> TASK INSTRUCTIONS
Copy out, from the entries below, each line holding the string "title".

[Stored data entries]

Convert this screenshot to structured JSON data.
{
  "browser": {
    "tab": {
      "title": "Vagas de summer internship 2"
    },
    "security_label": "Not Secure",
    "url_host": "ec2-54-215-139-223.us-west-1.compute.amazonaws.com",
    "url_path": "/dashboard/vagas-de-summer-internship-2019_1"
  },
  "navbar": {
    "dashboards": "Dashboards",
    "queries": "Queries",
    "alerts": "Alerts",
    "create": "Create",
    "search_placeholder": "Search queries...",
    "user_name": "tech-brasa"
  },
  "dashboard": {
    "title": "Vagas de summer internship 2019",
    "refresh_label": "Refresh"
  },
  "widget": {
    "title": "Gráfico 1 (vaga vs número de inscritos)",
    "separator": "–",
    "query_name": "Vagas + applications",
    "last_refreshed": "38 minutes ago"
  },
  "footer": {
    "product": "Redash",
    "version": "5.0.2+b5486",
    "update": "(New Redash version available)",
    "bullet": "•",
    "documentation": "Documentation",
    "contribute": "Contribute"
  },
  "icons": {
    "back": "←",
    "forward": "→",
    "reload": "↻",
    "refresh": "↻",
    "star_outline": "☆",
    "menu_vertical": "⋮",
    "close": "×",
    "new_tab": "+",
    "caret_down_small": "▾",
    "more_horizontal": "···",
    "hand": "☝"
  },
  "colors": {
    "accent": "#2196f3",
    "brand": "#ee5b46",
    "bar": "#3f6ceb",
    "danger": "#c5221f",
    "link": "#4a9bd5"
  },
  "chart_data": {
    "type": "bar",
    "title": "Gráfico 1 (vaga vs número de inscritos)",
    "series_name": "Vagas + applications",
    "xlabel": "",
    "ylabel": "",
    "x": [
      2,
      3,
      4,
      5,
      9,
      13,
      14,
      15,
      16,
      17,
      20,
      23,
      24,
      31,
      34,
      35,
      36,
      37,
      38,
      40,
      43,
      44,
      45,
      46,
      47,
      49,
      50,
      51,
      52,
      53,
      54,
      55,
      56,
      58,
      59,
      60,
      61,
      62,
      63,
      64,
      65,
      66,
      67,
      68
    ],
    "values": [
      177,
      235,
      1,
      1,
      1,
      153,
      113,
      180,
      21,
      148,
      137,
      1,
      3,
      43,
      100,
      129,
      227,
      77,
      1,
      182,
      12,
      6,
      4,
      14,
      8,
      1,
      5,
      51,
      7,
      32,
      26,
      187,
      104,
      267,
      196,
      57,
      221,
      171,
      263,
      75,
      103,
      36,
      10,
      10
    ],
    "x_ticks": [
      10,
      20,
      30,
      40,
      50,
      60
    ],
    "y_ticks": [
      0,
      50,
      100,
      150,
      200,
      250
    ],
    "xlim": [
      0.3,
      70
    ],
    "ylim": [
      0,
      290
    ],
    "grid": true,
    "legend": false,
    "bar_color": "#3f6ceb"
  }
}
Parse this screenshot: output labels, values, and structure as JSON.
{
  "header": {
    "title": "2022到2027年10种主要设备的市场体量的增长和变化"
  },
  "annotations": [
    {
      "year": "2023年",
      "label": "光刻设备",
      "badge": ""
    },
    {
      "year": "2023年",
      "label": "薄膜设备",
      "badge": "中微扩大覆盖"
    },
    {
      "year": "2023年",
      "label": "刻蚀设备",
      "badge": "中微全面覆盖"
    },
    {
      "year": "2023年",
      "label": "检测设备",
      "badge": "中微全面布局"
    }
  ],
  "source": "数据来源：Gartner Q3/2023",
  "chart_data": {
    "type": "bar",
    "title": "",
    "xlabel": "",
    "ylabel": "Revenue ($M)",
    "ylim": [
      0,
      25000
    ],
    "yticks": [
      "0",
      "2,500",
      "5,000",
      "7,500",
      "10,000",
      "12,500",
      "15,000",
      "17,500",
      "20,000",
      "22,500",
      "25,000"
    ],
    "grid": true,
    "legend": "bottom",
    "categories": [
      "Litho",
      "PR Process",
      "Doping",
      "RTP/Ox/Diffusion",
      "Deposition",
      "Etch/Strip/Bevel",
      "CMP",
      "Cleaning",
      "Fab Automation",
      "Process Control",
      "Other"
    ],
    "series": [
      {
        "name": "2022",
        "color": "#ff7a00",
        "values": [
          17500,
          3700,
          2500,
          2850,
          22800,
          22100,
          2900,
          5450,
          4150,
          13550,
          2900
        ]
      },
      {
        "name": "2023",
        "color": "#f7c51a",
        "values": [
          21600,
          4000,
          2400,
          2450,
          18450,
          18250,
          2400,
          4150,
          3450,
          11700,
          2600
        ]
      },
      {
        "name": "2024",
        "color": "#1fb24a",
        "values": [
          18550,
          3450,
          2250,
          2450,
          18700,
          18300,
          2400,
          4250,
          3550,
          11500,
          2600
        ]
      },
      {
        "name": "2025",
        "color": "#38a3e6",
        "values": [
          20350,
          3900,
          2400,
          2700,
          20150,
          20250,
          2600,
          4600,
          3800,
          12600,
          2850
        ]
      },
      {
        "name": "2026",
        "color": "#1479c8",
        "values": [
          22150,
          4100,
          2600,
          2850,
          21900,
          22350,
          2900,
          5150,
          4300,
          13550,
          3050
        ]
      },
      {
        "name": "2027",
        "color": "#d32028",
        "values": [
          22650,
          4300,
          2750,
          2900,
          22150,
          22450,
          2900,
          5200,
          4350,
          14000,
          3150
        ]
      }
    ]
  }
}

> SOLVED PROBLEM
      "title": "Vagas de summer internship 2"
    "title": "Vagas de summer internship 2019",
    "title": "Gráfico 1 (vaga vs número de inscritos)",
    "title": "Gráfico 1 (vaga vs número de inscritos)",
    "title": "2022到2027年10种主要设备的市场体量的增长和变化"
    "title": "",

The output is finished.